**Task requirements**:
What follows is a listing to be transcribed exactly.

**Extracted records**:
•••
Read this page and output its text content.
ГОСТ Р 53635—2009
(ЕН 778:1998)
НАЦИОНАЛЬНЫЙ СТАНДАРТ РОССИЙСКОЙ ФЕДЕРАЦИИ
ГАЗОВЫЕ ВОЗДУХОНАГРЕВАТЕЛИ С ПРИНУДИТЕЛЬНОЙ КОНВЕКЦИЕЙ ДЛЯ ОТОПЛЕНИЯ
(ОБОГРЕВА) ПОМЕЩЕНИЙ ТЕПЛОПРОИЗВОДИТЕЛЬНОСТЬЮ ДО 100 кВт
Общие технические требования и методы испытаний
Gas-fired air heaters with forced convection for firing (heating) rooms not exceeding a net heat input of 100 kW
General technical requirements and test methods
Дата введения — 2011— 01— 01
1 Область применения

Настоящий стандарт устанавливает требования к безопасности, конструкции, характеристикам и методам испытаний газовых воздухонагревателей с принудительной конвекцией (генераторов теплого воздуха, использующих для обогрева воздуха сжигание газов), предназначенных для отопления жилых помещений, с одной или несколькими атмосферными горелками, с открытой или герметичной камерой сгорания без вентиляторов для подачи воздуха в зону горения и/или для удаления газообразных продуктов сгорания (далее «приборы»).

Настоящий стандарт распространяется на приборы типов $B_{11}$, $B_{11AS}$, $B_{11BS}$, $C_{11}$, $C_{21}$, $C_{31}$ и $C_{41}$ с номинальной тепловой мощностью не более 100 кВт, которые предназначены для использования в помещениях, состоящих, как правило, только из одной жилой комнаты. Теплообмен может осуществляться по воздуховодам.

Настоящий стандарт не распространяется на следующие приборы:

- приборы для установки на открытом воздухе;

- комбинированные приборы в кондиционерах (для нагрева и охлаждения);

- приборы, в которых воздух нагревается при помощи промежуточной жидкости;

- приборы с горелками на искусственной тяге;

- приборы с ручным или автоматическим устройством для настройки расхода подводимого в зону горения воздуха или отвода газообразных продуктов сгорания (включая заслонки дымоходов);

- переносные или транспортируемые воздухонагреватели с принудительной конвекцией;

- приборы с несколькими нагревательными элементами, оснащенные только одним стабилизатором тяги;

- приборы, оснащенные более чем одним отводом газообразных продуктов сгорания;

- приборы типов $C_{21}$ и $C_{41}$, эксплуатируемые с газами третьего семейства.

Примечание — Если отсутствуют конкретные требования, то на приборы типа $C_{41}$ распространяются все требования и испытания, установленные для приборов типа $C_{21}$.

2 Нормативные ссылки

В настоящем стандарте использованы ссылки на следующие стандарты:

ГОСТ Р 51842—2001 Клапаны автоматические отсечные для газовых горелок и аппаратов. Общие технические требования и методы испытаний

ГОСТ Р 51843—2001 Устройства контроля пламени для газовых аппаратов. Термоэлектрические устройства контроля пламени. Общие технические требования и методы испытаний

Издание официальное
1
•••
**Complete response**:
Read this page and output its text content.
ГОСТ Р 53635—2009
(ЕН 778:1998)
НАЦИОНАЛЬНЫЙ СТАНДАРТ РОССИЙСКОЙ ФЕДЕРАЦИИ
ГАЗОВЫЕ ВОЗДУХОНАГРЕВАТЕЛИ С ПРИНУДИТЕЛЬНОЙ КОНВЕКЦИЕЙ ДЛЯ ОТОПЛЕНИЯ
(ОБОГРЕВА) ПОМЕЩЕНИЙ ТЕПЛОПРОИЗВОДИТЕЛЬНОСТЬЮ ДО 100 кВт
Общие технические требования и методы испытаний
Gas-fired air heaters with forced convection for firing (heating) rooms not exceeding a net heat input of 100 kW
General technical requirements and test methods
Дата введения — 2011— 01— 01
1 Область применения

Настоящий стандарт устанавливает требования к безопасности, конструкции, характеристикам и методам испытаний газовых воздухонагревателей с принудительной конвекцией (генераторов теплого воздуха, использующих для обогрева воздуха сжигание газов), предназначенных для отопления жилых помещений, с одной или несколькими атмосферными горелками, с открытой или герметичной камерой сгорания без вентиляторов для подачи воздуха в зону горения и/или для удаления газообразных продуктов сгорания (далее «приборы»).

Настоящий стандарт распространяется на приборы типов $B_{11}$, $B_{11AS}$, $B_{11BS}$, $C_{11}$, $C_{21}$, $C_{31}$ и $C_{41}$ с номинальной тепловой мощностью не более 100 кВт, которые предназначены для использования в помещениях, состоящих, как правило, только из одной жилой комнаты. Теплообмен может осуществляться по воздуховодам.

Настоящий стандарт не распространяется на следующие приборы:

- приборы для установки на открытом воздухе;

- комбинированные приборы в кондиционерах (для нагрева и охлаждения);

- приборы, в которых воздух нагревается при помощи промежуточной жидкости;

- приборы с горелками на искусственной тяге;

- приборы с ручным или автоматическим устройством для настройки расхода подводимого в зону горения воздуха или отвода газообразных продуктов сгорания (включая заслонки дымоходов);

- переносные или транспортируемые воздухонагреватели с принудительной конвекцией;

- приборы с несколькими нагревательными элементами, оснащенные только одним стабилизатором тяги;

- приборы, оснащенные более чем одним отводом газообразных продуктов сгорания;

- приборы типов $C_{21}$ и $C_{41}$, эксплуатируемые с газами третьего семейства.

Примечание — Если отсутствуют конкретные требования, то на приборы типа $C_{41}$ распространяются все требования и испытания, установленные для приборов типа $C_{21}$.

2 Нормативные ссылки

В настоящем стандарте использованы ссылки на следующие стандарты:

ГОСТ Р 51842—2001 Клапаны автоматические отсечные для газовых горелок и аппаратов. Общие технические требования и методы испытаний

ГОСТ Р 51843—2001 Устройства контроля пламени для газовых аппаратов. Термоэлектрические устройства контроля пламени. Общие технические требования и методы испытаний

Издание официальное
1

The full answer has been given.